▸ Goal:
Your task is to give the listing below back word for word, pictures excluded.

(Records from a data collection)
[start]
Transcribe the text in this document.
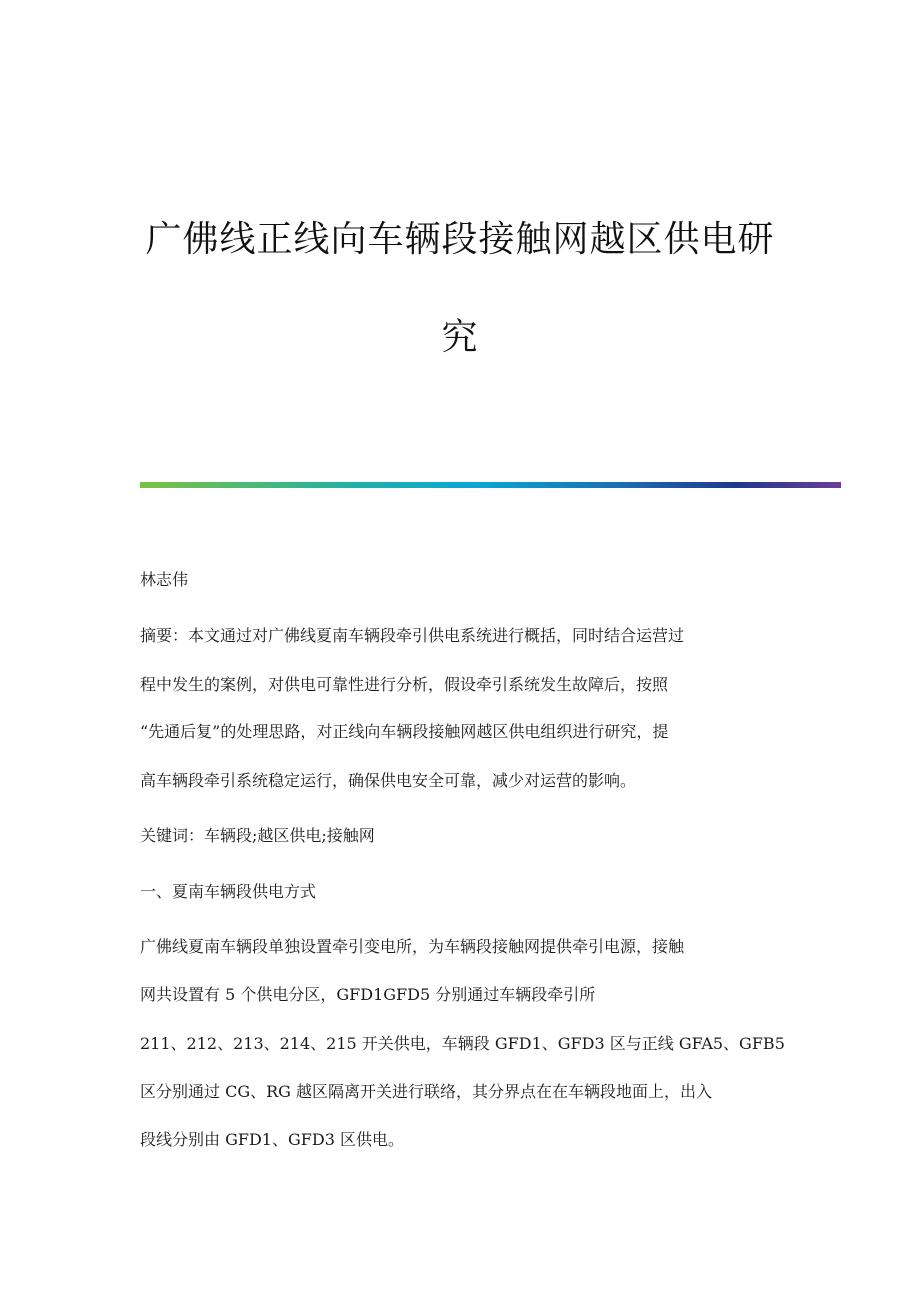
广佛线正线向车辆段接触网越区供电研
究

林志伟

摘要：本文通过对广佛线夏南车辆段牵引供电系统进行概括，同时结合运营过

程中发生的案例，对供电可靠性进行分析，假设牵引系统发生故障后，按照

“先通后复”的处理思路，对正线向车辆段接触网越区供电组织进行研究，提

高车辆段牵引系统稳定运行，确保供电安全可靠，减少对运营的影响。

关键词：车辆段;越区供电;接触网

一、夏南车辆段供电方式

广佛线夏南车辆段单独设置牵引变电所，为车辆段接触网提供牵引电源，接触

网共设置有 5 个供电分区，GFD1GFD5 分别通过车辆段牵引所

211、212、213、214、215 开关供电，车辆段 GFD1、GFD3 区与正线 GFA5、GFB5

区分别通过 CG、RG 越区隔离开关进行联络，其分界点在在车辆段地面上，出入

段线分别由 GFD1、GFD3 区供电。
[end]
▸ Answer:
Transcribe the text in this document.
广佛线正线向车辆段接触网越区供电研
究

林志伟

摘要：本文通过对广佛线夏南车辆段牵引供电系统进行概括，同时结合运营过

程中发生的案例，对供电可靠性进行分析，假设牵引系统发生故障后，按照

“先通后复”的处理思路，对正线向车辆段接触网越区供电组织进行研究，提

高车辆段牵引系统稳定运行，确保供电安全可靠，减少对运营的影响。

关键词：车辆段;越区供电;接触网

一、夏南车辆段供电方式

广佛线夏南车辆段单独设置牵引变电所，为车辆段接触网提供牵引电源，接触

网共设置有 5 个供电分区，GFD1GFD5 分别通过车辆段牵引所

211、212、213、214、215 开关供电，车辆段 GFD1、GFD3 区与正线 GFA5、GFB5

区分别通过 CG、RG 越区隔离开关进行联络，其分界点在在车辆段地面上，出入

段线分别由 GFD1、GFD3 区供电。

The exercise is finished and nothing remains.